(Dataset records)
:::
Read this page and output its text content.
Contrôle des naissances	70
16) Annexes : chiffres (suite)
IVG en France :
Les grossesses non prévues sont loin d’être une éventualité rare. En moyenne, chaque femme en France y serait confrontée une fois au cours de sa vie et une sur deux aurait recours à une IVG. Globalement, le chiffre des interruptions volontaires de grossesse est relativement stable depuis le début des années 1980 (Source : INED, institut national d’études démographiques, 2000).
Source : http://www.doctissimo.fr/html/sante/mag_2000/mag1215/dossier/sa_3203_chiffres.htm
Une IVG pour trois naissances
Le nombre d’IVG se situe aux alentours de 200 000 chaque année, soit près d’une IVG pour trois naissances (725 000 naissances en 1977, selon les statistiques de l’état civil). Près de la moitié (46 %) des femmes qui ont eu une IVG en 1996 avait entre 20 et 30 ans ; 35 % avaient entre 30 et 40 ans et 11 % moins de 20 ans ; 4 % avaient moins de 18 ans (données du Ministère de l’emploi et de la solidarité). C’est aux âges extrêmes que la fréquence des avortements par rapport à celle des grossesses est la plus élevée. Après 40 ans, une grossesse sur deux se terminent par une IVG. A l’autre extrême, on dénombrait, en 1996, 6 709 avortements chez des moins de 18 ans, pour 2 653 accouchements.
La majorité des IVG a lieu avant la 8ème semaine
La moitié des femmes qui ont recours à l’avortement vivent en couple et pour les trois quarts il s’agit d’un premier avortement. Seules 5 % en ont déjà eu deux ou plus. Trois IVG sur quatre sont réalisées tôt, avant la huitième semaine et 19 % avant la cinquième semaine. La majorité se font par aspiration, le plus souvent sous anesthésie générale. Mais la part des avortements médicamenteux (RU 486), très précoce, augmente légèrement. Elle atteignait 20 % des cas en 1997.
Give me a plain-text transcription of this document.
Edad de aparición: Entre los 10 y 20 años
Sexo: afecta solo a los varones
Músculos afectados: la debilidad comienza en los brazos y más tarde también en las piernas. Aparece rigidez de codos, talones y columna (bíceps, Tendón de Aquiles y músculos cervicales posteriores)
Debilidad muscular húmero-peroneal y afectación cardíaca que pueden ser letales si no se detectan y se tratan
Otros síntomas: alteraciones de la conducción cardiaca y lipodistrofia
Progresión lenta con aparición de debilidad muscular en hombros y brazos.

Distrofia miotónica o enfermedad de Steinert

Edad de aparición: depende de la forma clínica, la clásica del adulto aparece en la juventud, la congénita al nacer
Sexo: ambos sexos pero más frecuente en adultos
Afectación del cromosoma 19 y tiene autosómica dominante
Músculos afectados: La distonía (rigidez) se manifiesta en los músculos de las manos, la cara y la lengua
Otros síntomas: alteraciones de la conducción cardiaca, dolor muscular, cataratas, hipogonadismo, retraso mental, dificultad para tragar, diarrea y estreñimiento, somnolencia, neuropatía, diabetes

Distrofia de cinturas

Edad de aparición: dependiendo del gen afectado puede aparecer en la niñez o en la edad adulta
:::
# WRITTEN REQUEST
Everything from the line containing "Give me a plain-text" to the end of the data above should be quoted exactly, please, both ends included, and nothing outside that span.

# ANSWER FOR THIS EXERCISE
Give me a plain-text transcription of this document.
Edad de aparición: Entre los 10 y 20 años
Sexo: afecta solo a los varones
Músculos afectados: la debilidad comienza en los brazos y más tarde también en las piernas. Aparece rigidez de codos, talones y columna (bíceps, Tendón de Aquiles y músculos cervicales posteriores)
Debilidad muscular húmero-peroneal y afectación cardíaca que pueden ser letales si no se detectan y se tratan
Otros síntomas: alteraciones de la conducción cardiaca y lipodistrofia
Progresión lenta con aparición de debilidad muscular en hombros y brazos.

Distrofia miotónica o enfermedad de Steinert

Edad de aparición: depende de la forma clínica, la clásica del adulto aparece en la juventud, la congénita al nacer
Sexo: ambos sexos pero más frecuente en adultos
Afectación del cromosoma 19 y tiene autosómica dominante
Músculos afectados: La distonía (rigidez) se manifiesta en los músculos de las manos, la cara y la lengua
Otros síntomas: alteraciones de la conducción cardiaca, dolor muscular, cataratas, hipogonadismo, retraso mental, dificultad para tragar, diarrea y estreñimiento, somnolencia, neuropatía, diabetes

Distrofia de cinturas

Edad de aparición: dependiendo del gen afectado puede aparecer en la niñez o en la edad adulta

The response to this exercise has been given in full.